Data extracted from a collection:
▶

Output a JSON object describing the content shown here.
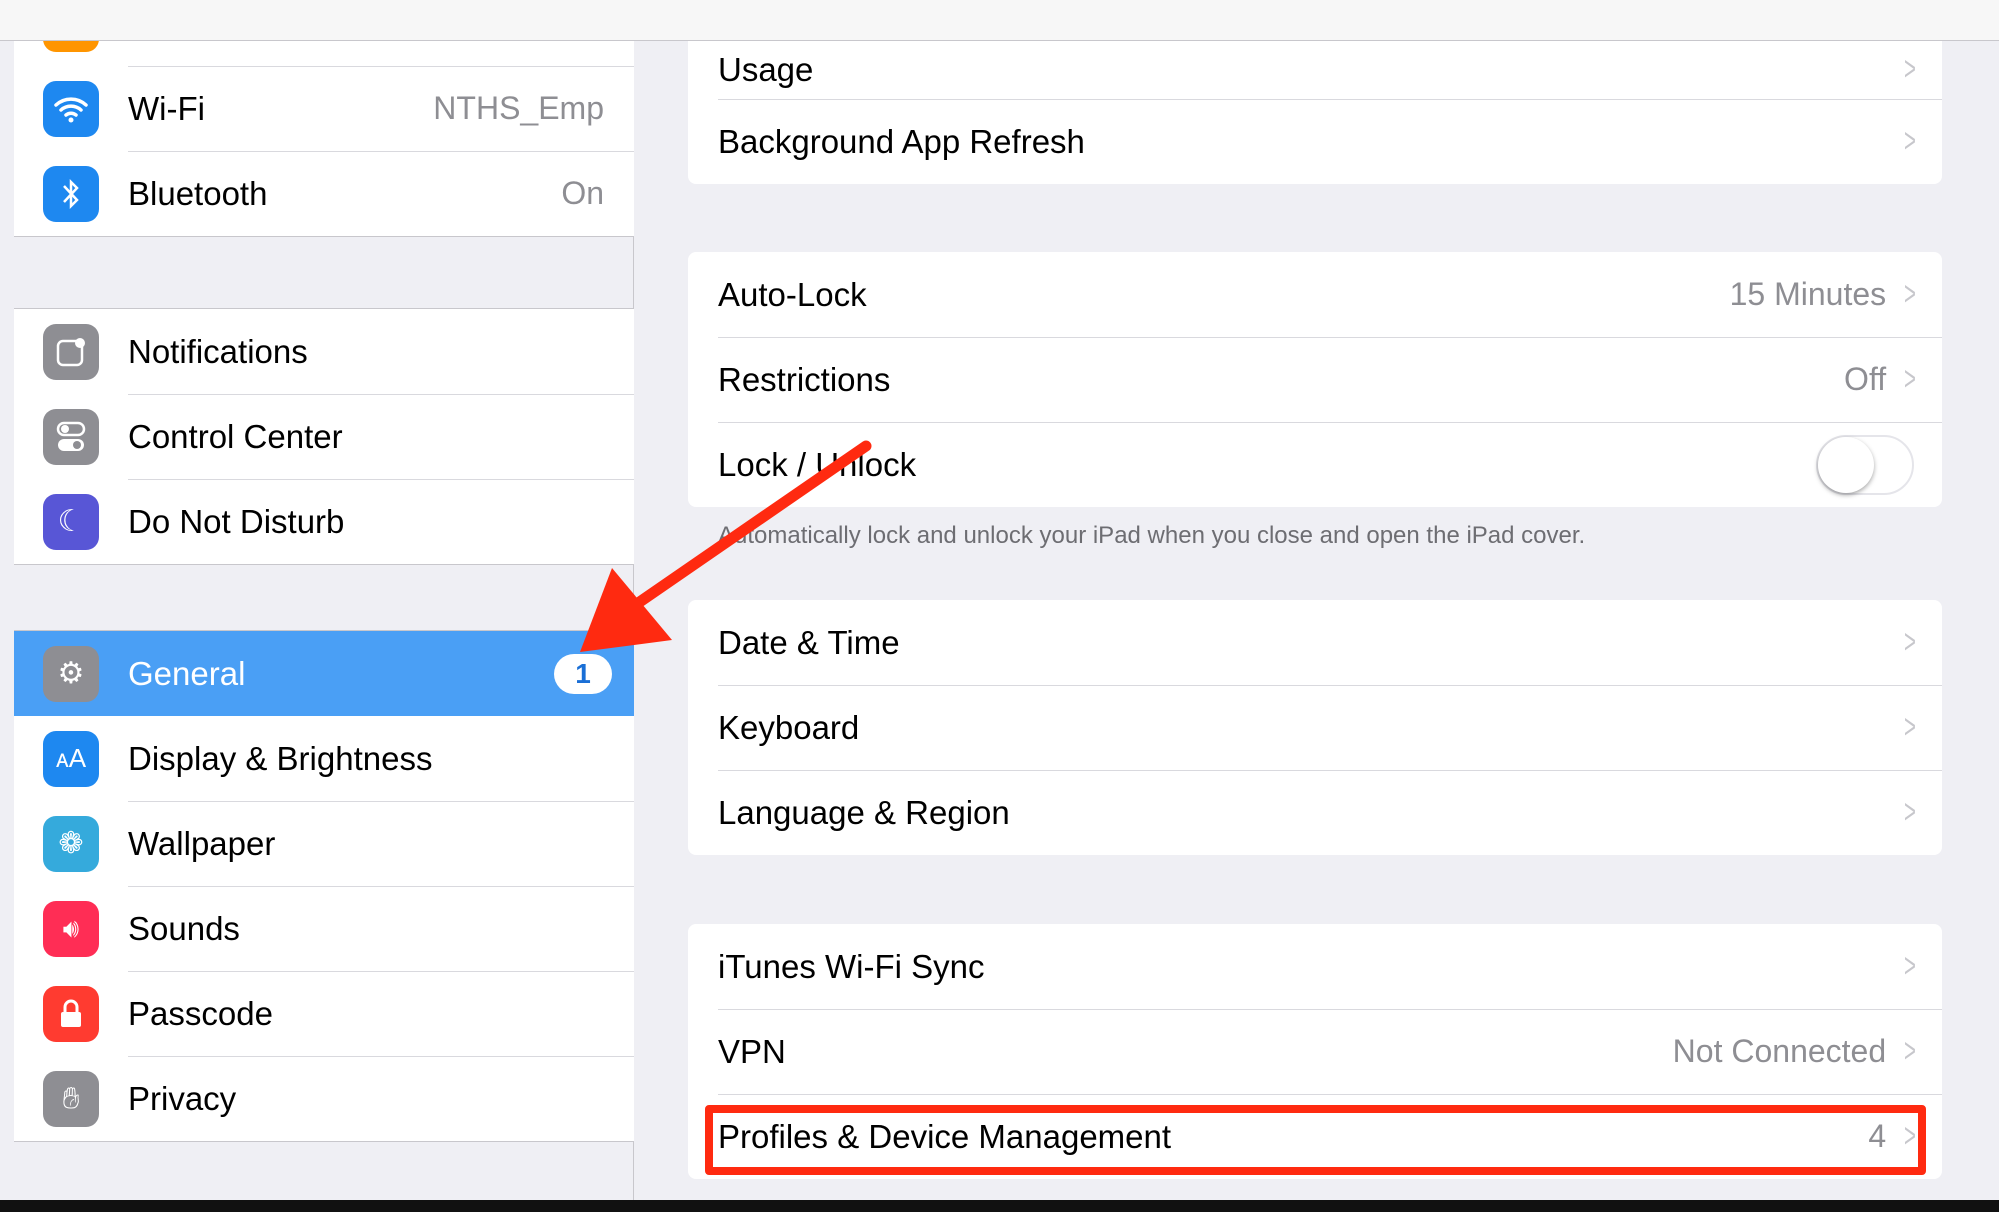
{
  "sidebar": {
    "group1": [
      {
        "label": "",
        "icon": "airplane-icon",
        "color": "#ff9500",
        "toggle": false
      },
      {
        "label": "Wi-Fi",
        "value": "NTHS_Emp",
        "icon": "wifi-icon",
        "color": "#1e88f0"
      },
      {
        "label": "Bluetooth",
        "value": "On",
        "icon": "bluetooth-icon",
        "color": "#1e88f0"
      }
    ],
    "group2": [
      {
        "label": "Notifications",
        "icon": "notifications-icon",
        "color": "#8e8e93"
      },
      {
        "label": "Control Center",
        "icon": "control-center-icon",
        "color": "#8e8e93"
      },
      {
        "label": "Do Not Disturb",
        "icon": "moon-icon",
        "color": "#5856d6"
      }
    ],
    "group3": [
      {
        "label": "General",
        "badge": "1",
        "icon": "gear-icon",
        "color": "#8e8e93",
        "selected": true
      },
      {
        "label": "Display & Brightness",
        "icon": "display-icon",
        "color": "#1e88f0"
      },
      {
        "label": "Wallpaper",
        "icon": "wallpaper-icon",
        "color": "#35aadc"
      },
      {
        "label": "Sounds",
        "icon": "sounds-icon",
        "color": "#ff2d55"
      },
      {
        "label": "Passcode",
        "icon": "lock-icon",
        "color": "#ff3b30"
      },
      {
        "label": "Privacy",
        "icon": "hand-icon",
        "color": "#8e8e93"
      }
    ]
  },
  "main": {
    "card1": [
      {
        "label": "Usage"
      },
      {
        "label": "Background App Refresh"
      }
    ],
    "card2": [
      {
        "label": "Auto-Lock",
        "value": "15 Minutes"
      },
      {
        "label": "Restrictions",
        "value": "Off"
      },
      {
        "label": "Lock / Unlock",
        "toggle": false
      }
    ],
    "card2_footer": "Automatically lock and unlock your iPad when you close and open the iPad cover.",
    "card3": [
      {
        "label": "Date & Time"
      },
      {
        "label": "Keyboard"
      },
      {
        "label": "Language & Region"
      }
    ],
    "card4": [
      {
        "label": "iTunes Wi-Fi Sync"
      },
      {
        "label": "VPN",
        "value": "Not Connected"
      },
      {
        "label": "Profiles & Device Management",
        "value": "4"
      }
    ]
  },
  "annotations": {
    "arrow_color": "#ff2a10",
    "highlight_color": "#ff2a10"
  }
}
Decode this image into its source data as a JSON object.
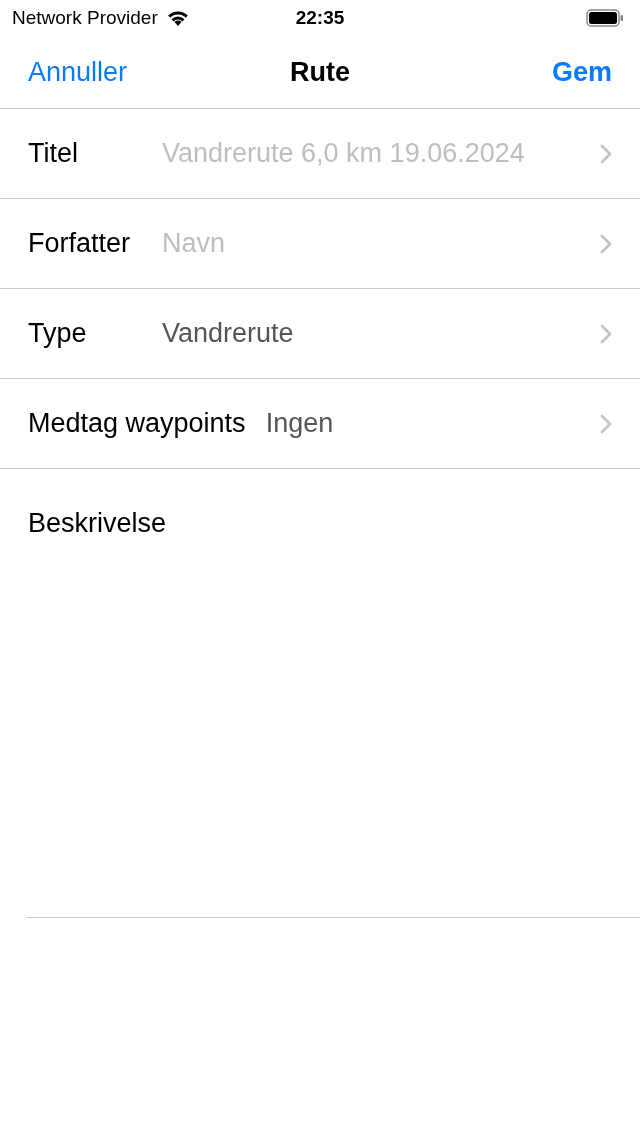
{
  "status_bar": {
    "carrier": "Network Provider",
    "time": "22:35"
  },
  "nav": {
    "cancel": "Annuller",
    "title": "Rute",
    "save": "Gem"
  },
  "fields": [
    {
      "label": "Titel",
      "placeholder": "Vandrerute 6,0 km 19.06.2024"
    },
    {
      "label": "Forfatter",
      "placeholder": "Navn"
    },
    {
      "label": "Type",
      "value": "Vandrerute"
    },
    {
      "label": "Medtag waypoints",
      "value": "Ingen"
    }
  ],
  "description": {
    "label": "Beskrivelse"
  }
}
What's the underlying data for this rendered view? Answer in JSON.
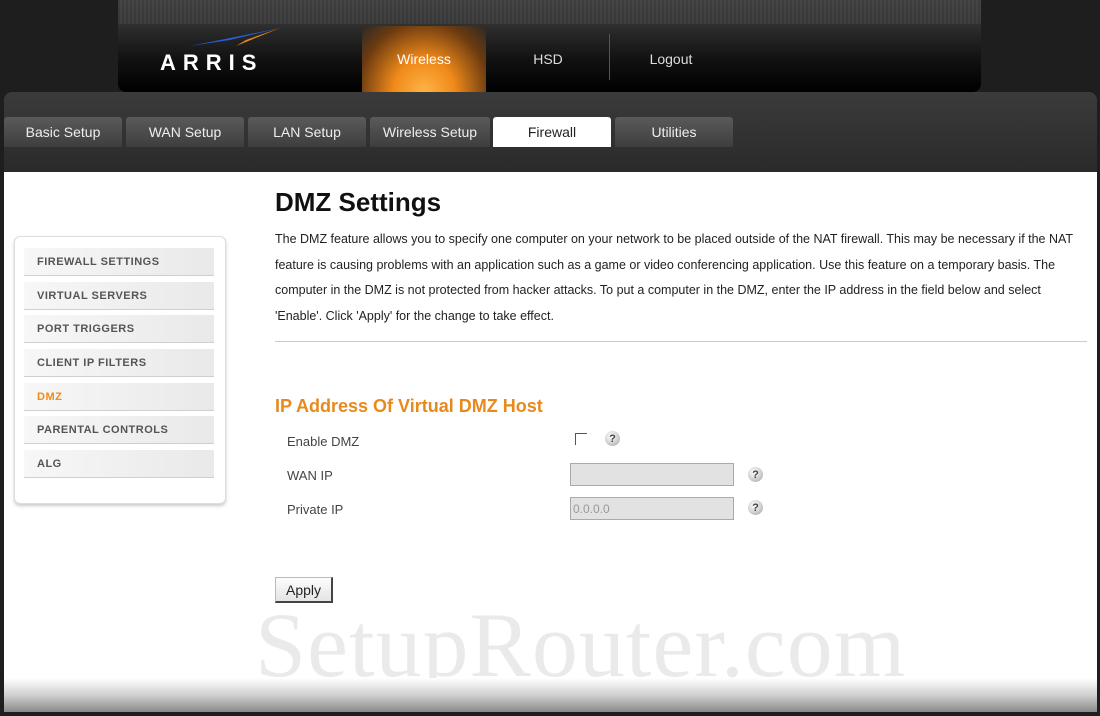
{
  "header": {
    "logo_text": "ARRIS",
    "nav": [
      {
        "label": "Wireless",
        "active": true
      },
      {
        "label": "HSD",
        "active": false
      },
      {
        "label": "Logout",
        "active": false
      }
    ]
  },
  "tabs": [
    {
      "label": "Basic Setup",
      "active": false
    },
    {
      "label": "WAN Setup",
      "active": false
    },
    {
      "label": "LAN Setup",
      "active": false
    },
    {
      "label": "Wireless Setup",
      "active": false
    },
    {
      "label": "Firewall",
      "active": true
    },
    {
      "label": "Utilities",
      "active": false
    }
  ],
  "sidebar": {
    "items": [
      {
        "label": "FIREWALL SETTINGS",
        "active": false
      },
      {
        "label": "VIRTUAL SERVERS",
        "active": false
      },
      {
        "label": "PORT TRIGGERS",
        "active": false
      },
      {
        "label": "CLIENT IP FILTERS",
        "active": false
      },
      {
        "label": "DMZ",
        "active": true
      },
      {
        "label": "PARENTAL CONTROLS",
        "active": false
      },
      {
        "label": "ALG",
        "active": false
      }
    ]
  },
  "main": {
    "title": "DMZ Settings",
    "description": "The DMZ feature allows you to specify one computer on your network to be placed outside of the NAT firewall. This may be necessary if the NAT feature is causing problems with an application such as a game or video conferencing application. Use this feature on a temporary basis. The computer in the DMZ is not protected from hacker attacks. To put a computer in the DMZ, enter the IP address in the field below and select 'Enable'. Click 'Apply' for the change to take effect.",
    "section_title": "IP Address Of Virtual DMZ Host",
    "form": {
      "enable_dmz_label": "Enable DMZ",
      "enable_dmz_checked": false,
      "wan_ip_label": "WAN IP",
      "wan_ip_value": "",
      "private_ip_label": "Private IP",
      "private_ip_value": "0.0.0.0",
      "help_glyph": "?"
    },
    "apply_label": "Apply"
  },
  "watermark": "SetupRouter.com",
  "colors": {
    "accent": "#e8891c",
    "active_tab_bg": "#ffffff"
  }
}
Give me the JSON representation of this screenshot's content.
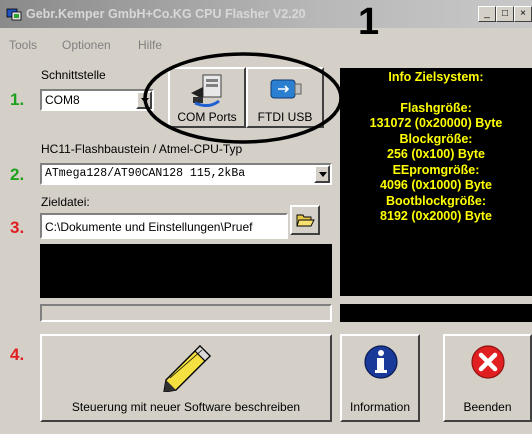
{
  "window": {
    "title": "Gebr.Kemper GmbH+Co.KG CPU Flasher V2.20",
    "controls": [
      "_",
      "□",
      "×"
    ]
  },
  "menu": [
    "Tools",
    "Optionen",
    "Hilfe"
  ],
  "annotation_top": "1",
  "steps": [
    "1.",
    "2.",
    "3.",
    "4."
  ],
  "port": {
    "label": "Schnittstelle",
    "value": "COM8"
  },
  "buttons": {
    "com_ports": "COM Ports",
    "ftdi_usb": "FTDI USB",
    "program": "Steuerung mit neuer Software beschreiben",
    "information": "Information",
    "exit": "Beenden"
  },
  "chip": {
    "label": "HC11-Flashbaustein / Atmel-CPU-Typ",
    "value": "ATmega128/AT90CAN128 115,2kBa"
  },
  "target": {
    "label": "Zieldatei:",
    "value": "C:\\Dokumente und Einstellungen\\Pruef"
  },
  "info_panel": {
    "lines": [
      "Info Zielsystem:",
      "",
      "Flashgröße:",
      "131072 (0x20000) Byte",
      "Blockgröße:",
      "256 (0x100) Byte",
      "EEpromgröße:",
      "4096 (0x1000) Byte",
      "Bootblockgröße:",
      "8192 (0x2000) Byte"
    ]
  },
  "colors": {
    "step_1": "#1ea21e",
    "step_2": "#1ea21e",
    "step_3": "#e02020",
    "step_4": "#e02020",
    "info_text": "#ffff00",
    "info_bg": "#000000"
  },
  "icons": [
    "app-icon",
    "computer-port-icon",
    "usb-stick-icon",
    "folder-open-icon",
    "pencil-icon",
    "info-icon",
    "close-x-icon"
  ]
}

◀

DO THIS => Quote every record above exactly, omitting any pictures they contain.

IN RESPONSE =>
Output a JSON object describing the content shown here.
{
  "sidebar": {
    "group1": [
      {
        "label": "",
        "icon": "airplane-icon",
        "color": "#ff9500",
        "toggle": false
      },
      {
        "label": "Wi-Fi",
        "value": "NTHS_Emp",
        "icon": "wifi-icon",
        "color": "#1e88f0"
      },
      {
        "label": "Bluetooth",
        "value": "On",
        "icon": "bluetooth-icon",
        "color": "#1e88f0"
      }
    ],
    "group2": [
      {
        "label": "Notifications",
        "icon": "notifications-icon",
        "color": "#8e8e93"
      },
      {
        "label": "Control Center",
        "icon": "control-center-icon",
        "color": "#8e8e93"
      },
      {
        "label": "Do Not Disturb",
        "icon": "moon-icon",
        "color": "#5856d6"
      }
    ],
    "group3": [
      {
        "label": "General",
        "badge": "1",
        "icon": "gear-icon",
        "color": "#8e8e93",
        "selected": true
      },
      {
        "label": "Display & Brightness",
        "icon": "display-icon",
        "color": "#1e88f0"
      },
      {
        "label": "Wallpaper",
        "icon": "wallpaper-icon",
        "color": "#35aadc"
      },
      {
        "label": "Sounds",
        "icon": "sounds-icon",
        "color": "#ff2d55"
      },
      {
        "label": "Passcode",
        "icon": "lock-icon",
        "color": "#ff3b30"
      },
      {
        "label": "Privacy",
        "icon": "hand-icon",
        "color": "#8e8e93"
      }
    ]
  },
  "main": {
    "card1": [
      {
        "label": "Usage"
      },
      {
        "label": "Background App Refresh"
      }
    ],
    "card2": [
      {
        "label": "Auto-Lock",
        "value": "15 Minutes"
      },
      {
        "label": "Restrictions",
        "value": "Off"
      },
      {
        "label": "Lock / Unlock",
        "toggle": false
      }
    ],
    "card2_footer": "Automatically lock and unlock your iPad when you close and open the iPad cover.",
    "card3": [
      {
        "label": "Date & Time"
      },
      {
        "label": "Keyboard"
      },
      {
        "label": "Language & Region"
      }
    ],
    "card4": [
      {
        "label": "iTunes Wi-Fi Sync"
      },
      {
        "label": "VPN",
        "value": "Not Connected"
      },
      {
        "label": "Profiles & Device Management",
        "value": "4"
      }
    ]
  },
  "annotations": {
    "arrow_color": "#ff2a10",
    "highlight_color": "#ff2a10"
  }
}
Decode this image into its source data as a JSON object.
{
  "status_bar": {
    "carrier": "Network Provider",
    "time": "22:35"
  },
  "nav": {
    "cancel": "Annuller",
    "title": "Rute",
    "save": "Gem"
  },
  "fields": [
    {
      "label": "Titel",
      "placeholder": "Vandrerute 6,0 km 19.06.2024"
    },
    {
      "label": "Forfatter",
      "placeholder": "Navn"
    },
    {
      "label": "Type",
      "value": "Vandrerute"
    },
    {
      "label": "Medtag waypoints",
      "value": "Ingen"
    }
  ],
  "description": {
    "label": "Beskrivelse"
  }
}
What's the underlying data for this rendered view? Answer in JSON.
{
  "header": {
    "logo_text": "ARRIS",
    "nav": [
      {
        "label": "Wireless",
        "active": true
      },
      {
        "label": "HSD",
        "active": false
      },
      {
        "label": "Logout",
        "active": false
      }
    ]
  },
  "tabs": [
    {
      "label": "Basic Setup",
      "active": false
    },
    {
      "label": "WAN Setup",
      "active": false
    },
    {
      "label": "LAN Setup",
      "active": false
    },
    {
      "label": "Wireless Setup",
      "active": false
    },
    {
      "label": "Firewall",
      "active": true
    },
    {
      "label": "Utilities",
      "active": false
    }
  ],
  "sidebar": {
    "items": [
      {
        "label": "FIREWALL SETTINGS",
        "active": false
      },
      {
        "label": "VIRTUAL SERVERS",
        "active": false
      },
      {
        "label": "PORT TRIGGERS",
        "active": false
      },
      {
        "label": "CLIENT IP FILTERS",
        "active": false
      },
      {
        "label": "DMZ",
        "active": true
      },
      {
        "label": "PARENTAL CONTROLS",
        "active": false
      },
      {
        "label": "ALG",
        "active": false
      }
    ]
  },
  "main": {
    "title": "DMZ Settings",
    "description": "The DMZ feature allows you to specify one computer on your network to be placed outside of the NAT firewall. This may be necessary if the NAT feature is causing problems with an application such as a game or video conferencing application. Use this feature on a temporary basis. The computer in the DMZ is not protected from hacker attacks. To put a computer in the DMZ, enter the IP address in the field below and select 'Enable'. Click 'Apply' for the change to take effect.",
    "section_title": "IP Address Of Virtual DMZ Host",
    "form": {
      "enable_dmz_label": "Enable DMZ",
      "enable_dmz_checked": false,
      "wan_ip_label": "WAN IP",
      "wan_ip_value": "",
      "private_ip_label": "Private IP",
      "private_ip_value": "0.0.0.0",
      "help_glyph": "?"
    },
    "apply_label": "Apply"
  },
  "watermark": "SetupRouter.com",
  "colors": {
    "accent": "#e8891c",
    "active_tab_bg": "#ffffff"
  }
}
Give me the JSON representation of this screenshot's content.
{
  "window": {
    "title": "Gebr.Kemper GmbH+Co.KG CPU Flasher V2.20",
    "controls": [
      "_",
      "□",
      "×"
    ]
  },
  "menu": [
    "Tools",
    "Optionen",
    "Hilfe"
  ],
  "annotation_top": "1",
  "steps": [
    "1.",
    "2.",
    "3.",
    "4."
  ],
  "port": {
    "label": "Schnittstelle",
    "value": "COM8"
  },
  "buttons": {
    "com_ports": "COM Ports",
    "ftdi_usb": "FTDI USB",
    "program": "Steuerung mit neuer Software beschreiben",
    "information": "Information",
    "exit": "Beenden"
  },
  "chip": {
    "label": "HC11-Flashbaustein / Atmel-CPU-Typ",
    "value": "ATmega128/AT90CAN128 115,2kBa"
  },
  "target": {
    "label": "Zieldatei:",
    "value": "C:\\Dokumente und Einstellungen\\Pruef"
  },
  "info_panel": {
    "lines": [
      "Info Zielsystem:",
      "",
      "Flashgröße:",
      "131072 (0x20000) Byte",
      "Blockgröße:",
      "256 (0x100) Byte",
      "EEpromgröße:",
      "4096 (0x1000) Byte",
      "Bootblockgröße:",
      "8192 (0x2000) Byte"
    ]
  },
  "colors": {
    "step_1": "#1ea21e",
    "step_2": "#1ea21e",
    "step_3": "#e02020",
    "step_4": "#e02020",
    "info_text": "#ffff00",
    "info_bg": "#000000"
  },
  "icons": [
    "app-icon",
    "computer-port-icon",
    "usb-stick-icon",
    "folder-open-icon",
    "pencil-icon",
    "info-icon",
    "close-x-icon"
  ]
}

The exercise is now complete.